## Objective
Output every entry exactly as given.

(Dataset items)
- - - - - - -

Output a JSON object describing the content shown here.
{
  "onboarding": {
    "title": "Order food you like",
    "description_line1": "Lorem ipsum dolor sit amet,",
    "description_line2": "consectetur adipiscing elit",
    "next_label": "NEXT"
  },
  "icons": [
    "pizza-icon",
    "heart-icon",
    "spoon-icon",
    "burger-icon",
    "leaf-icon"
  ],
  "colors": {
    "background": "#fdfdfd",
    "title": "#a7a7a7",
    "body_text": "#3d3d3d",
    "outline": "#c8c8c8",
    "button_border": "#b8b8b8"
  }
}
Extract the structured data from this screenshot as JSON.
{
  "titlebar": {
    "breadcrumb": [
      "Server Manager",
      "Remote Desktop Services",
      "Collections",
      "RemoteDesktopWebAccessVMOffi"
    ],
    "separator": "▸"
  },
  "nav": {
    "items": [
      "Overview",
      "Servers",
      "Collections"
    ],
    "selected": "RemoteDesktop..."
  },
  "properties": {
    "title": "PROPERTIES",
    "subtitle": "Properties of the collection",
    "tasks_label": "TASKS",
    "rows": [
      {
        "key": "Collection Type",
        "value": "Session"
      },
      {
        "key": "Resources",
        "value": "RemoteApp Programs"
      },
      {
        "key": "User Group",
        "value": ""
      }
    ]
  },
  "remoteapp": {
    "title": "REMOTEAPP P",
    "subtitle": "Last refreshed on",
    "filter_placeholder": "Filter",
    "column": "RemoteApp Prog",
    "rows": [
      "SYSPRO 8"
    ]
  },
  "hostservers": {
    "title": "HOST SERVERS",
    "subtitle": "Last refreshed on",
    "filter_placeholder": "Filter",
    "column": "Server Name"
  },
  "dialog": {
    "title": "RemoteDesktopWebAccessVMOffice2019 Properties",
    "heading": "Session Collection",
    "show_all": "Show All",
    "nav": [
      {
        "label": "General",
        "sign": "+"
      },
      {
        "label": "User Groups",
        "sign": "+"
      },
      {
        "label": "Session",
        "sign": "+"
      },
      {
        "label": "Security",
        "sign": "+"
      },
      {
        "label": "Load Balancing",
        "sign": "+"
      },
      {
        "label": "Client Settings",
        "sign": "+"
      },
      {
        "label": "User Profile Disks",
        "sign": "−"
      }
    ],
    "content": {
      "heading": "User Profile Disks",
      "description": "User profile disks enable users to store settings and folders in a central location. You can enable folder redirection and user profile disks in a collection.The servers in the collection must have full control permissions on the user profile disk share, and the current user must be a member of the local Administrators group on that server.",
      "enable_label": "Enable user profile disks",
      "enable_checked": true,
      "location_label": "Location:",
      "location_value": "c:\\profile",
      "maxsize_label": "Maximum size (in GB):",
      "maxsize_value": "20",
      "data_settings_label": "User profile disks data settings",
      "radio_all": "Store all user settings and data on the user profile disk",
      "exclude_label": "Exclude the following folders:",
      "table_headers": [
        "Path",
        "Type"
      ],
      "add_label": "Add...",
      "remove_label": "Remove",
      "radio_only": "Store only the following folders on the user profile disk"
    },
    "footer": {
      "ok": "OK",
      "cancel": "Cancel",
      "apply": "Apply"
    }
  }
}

- - - - - - -

## Problem solution
Output a JSON object describing the content shown here.
{
  "onboarding": {
    "title": "Order food you like",
    "description_line1": "Lorem ipsum dolor sit amet,",
    "description_line2": "consectetur adipiscing elit",
    "next_label": "NEXT"
  },
  "icons": [
    "pizza-icon",
    "heart-icon",
    "spoon-icon",
    "burger-icon",
    "leaf-icon"
  ],
  "colors": {
    "background": "#fdfdfd",
    "title": "#a7a7a7",
    "body_text": "#3d3d3d",
    "outline": "#c8c8c8",
    "button_border": "#b8b8b8"
  }
}
Extract the structured data from this screenshot as JSON.
{
  "titlebar": {
    "breadcrumb": [
      "Server Manager",
      "Remote Desktop Services",
      "Collections",
      "RemoteDesktopWebAccessVMOffi"
    ],
    "separator": "▸"
  },
  "nav": {
    "items": [
      "Overview",
      "Servers",
      "Collections"
    ],
    "selected": "RemoteDesktop..."
  },
  "properties": {
    "title": "PROPERTIES",
    "subtitle": "Properties of the collection",
    "tasks_label": "TASKS",
    "rows": [
      {
        "key": "Collection Type",
        "value": "Session"
      },
      {
        "key": "Resources",
        "value": "RemoteApp Programs"
      },
      {
        "key": "User Group",
        "value": ""
      }
    ]
  },
  "remoteapp": {
    "title": "REMOTEAPP P",
    "subtitle": "Last refreshed on",
    "filter_placeholder": "Filter",
    "column": "RemoteApp Prog",
    "rows": [
      "SYSPRO 8"
    ]
  },
  "hostservers": {
    "title": "HOST SERVERS",
    "subtitle": "Last refreshed on",
    "filter_placeholder": "Filter",
    "column": "Server Name"
  },
  "dialog": {
    "title": "RemoteDesktopWebAccessVMOffice2019 Properties",
    "heading": "Session Collection",
    "show_all": "Show All",
    "nav": [
      {
        "label": "General",
        "sign": "+"
      },
      {
        "label": "User Groups",
        "sign": "+"
      },
      {
        "label": "Session",
        "sign": "+"
      },
      {
        "label": "Security",
        "sign": "+"
      },
      {
        "label": "Load Balancing",
        "sign": "+"
      },
      {
        "label": "Client Settings",
        "sign": "+"
      },
      {
        "label": "User Profile Disks",
        "sign": "−"
      }
    ],
    "content": {
      "heading": "User Profile Disks",
      "description": "User profile disks enable users to store settings and folders in a central location. You can enable folder redirection and user profile disks in a collection.The servers in the collection must have full control permissions on the user profile disk share, and the current user must be a member of the local Administrators group on that server.",
      "enable_label": "Enable user profile disks",
      "enable_checked": true,
      "location_label": "Location:",
      "location_value": "c:\\profile",
      "maxsize_label": "Maximum size (in GB):",
      "maxsize_value": "20",
      "data_settings_label": "User profile disks data settings",
      "radio_all": "Store all user settings and data on the user profile disk",
      "exclude_label": "Exclude the following folders:",
      "table_headers": [
        "Path",
        "Type"
      ],
      "add_label": "Add...",
      "remove_label": "Remove",
      "radio_only": "Store only the following folders on the user profile disk"
    },
    "footer": {
      "ok": "OK",
      "cancel": "Cancel",
      "apply": "Apply"
    }
  }
}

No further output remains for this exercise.